====== RAW DATA ======
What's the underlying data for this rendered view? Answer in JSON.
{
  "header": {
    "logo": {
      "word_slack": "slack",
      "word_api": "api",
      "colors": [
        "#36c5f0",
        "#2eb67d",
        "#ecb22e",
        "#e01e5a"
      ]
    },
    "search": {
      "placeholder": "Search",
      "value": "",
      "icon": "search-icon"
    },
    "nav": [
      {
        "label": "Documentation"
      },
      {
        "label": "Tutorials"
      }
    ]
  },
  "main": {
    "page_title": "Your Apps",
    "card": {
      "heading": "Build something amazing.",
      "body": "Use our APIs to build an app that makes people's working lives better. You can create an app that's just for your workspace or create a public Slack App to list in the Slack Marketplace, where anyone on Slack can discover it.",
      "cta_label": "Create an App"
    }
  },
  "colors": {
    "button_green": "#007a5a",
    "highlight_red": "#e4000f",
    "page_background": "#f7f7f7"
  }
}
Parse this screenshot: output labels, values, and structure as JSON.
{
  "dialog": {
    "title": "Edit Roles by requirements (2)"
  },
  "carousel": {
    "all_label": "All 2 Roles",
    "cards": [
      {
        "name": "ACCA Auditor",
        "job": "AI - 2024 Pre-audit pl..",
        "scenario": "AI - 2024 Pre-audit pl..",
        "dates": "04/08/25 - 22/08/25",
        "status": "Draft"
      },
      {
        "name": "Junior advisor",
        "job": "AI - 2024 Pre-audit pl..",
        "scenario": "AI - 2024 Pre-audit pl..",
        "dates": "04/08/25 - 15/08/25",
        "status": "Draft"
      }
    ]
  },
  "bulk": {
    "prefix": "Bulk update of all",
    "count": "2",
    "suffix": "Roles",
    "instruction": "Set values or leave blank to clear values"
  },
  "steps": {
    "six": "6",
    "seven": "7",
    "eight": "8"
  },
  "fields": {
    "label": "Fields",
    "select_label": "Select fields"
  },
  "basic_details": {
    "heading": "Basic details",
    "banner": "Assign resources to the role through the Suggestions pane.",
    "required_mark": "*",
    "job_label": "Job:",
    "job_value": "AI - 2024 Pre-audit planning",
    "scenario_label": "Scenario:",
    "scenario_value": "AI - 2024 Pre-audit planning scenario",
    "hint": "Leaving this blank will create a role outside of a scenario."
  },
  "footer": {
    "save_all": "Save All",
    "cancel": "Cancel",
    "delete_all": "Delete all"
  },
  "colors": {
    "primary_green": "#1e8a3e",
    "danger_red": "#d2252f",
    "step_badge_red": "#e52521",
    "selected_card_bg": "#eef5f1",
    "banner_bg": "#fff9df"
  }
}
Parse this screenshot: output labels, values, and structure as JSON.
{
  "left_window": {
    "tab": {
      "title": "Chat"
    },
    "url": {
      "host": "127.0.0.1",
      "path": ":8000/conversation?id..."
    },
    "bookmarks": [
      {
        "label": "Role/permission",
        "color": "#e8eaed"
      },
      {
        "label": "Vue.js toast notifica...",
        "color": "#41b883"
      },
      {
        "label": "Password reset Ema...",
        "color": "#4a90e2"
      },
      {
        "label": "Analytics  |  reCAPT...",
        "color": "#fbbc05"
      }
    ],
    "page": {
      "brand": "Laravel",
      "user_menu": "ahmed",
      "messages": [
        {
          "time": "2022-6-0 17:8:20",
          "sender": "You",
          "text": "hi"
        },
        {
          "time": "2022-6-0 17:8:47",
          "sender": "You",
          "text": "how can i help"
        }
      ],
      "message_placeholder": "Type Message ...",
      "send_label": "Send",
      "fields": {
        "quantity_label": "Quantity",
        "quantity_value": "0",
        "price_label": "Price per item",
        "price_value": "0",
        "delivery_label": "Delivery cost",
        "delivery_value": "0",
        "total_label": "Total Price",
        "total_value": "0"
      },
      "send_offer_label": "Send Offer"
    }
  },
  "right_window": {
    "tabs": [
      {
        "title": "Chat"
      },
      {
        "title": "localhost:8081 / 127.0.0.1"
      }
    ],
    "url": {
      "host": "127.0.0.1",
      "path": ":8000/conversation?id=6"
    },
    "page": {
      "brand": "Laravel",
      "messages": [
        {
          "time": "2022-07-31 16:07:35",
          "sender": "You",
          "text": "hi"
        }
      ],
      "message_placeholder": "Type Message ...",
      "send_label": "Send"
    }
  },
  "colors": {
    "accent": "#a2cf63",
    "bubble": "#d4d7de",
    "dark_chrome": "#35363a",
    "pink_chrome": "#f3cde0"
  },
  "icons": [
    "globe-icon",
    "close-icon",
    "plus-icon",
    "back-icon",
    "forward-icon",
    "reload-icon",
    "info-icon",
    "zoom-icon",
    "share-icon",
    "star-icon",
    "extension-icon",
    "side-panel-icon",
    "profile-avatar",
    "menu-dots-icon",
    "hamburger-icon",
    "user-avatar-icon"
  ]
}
======
Produce a verbatim transcription of the entries above.

> **PROBLEM SOLUTION**:
What's the underlying data for this rendered view? Answer in JSON.
{
  "header": {
    "logo": {
      "word_slack": "slack",
      "word_api": "api",
      "colors": [
        "#36c5f0",
        "#2eb67d",
        "#ecb22e",
        "#e01e5a"
      ]
    },
    "search": {
      "placeholder": "Search",
      "value": "",
      "icon": "search-icon"
    },
    "nav": [
      {
        "label": "Documentation"
      },
      {
        "label": "Tutorials"
      }
    ]
  },
  "main": {
    "page_title": "Your Apps",
    "card": {
      "heading": "Build something amazing.",
      "body": "Use our APIs to build an app that makes people's working lives better. You can create an app that's just for your workspace or create a public Slack App to list in the Slack Marketplace, where anyone on Slack can discover it.",
      "cta_label": "Create an App"
    }
  },
  "colors": {
    "button_green": "#007a5a",
    "highlight_red": "#e4000f",
    "page_background": "#f7f7f7"
  }
}
Parse this screenshot: output labels, values, and structure as JSON.
{
  "dialog": {
    "title": "Edit Roles by requirements (2)"
  },
  "carousel": {
    "all_label": "All 2 Roles",
    "cards": [
      {
        "name": "ACCA Auditor",
        "job": "AI - 2024 Pre-audit pl..",
        "scenario": "AI - 2024 Pre-audit pl..",
        "dates": "04/08/25 - 22/08/25",
        "status": "Draft"
      },
      {
        "name": "Junior advisor",
        "job": "AI - 2024 Pre-audit pl..",
        "scenario": "AI - 2024 Pre-audit pl..",
        "dates": "04/08/25 - 15/08/25",
        "status": "Draft"
      }
    ]
  },
  "bulk": {
    "prefix": "Bulk update of all",
    "count": "2",
    "suffix": "Roles",
    "instruction": "Set values or leave blank to clear values"
  },
  "steps": {
    "six": "6",
    "seven": "7",
    "eight": "8"
  },
  "fields": {
    "label": "Fields",
    "select_label": "Select fields"
  },
  "basic_details": {
    "heading": "Basic details",
    "banner": "Assign resources to the role through the Suggestions pane.",
    "required_mark": "*",
    "job_label": "Job:",
    "job_value": "AI - 2024 Pre-audit planning",
    "scenario_label": "Scenario:",
    "scenario_value": "AI - 2024 Pre-audit planning scenario",
    "hint": "Leaving this blank will create a role outside of a scenario."
  },
  "footer": {
    "save_all": "Save All",
    "cancel": "Cancel",
    "delete_all": "Delete all"
  },
  "colors": {
    "primary_green": "#1e8a3e",
    "danger_red": "#d2252f",
    "step_badge_red": "#e52521",
    "selected_card_bg": "#eef5f1",
    "banner_bg": "#fff9df"
  }
}
Parse this screenshot: output labels, values, and structure as JSON.
{
  "left_window": {
    "tab": {
      "title": "Chat"
    },
    "url": {
      "host": "127.0.0.1",
      "path": ":8000/conversation?id..."
    },
    "bookmarks": [
      {
        "label": "Role/permission",
        "color": "#e8eaed"
      },
      {
        "label": "Vue.js toast notifica...",
        "color": "#41b883"
      },
      {
        "label": "Password reset Ema...",
        "color": "#4a90e2"
      },
      {
        "label": "Analytics  |  reCAPT...",
        "color": "#fbbc05"
      }
    ],
    "page": {
      "brand": "Laravel",
      "user_menu": "ahmed",
      "messages": [
        {
          "time": "2022-6-0 17:8:20",
          "sender": "You",
          "text": "hi"
        },
        {
          "time": "2022-6-0 17:8:47",
          "sender": "You",
          "text": "how can i help"
        }
      ],
      "message_placeholder": "Type Message ...",
      "send_label": "Send",
      "fields": {
        "quantity_label": "Quantity",
        "quantity_value": "0",
        "price_label": "Price per item",
        "price_value": "0",
        "delivery_label": "Delivery cost",
        "delivery_value": "0",
        "total_label": "Total Price",
        "total_value": "0"
      },
      "send_offer_label": "Send Offer"
    }
  },
  "right_window": {
    "tabs": [
      {
        "title": "Chat"
      },
      {
        "title": "localhost:8081 / 127.0.0.1"
      }
    ],
    "url": {
      "host": "127.0.0.1",
      "path": ":8000/conversation?id=6"
    },
    "page": {
      "brand": "Laravel",
      "messages": [
        {
          "time": "2022-07-31 16:07:35",
          "sender": "You",
          "text": "hi"
        }
      ],
      "message_placeholder": "Type Message ...",
      "send_label": "Send"
    }
  },
  "colors": {
    "accent": "#a2cf63",
    "bubble": "#d4d7de",
    "dark_chrome": "#35363a",
    "pink_chrome": "#f3cde0"
  },
  "icons": [
    "globe-icon",
    "close-icon",
    "plus-icon",
    "back-icon",
    "forward-icon",
    "reload-icon",
    "info-icon",
    "zoom-icon",
    "share-icon",
    "star-icon",
    "extension-icon",
    "side-panel-icon",
    "profile-avatar",
    "menu-dots-icon",
    "hamburger-icon",
    "user-avatar-icon"
  ]
}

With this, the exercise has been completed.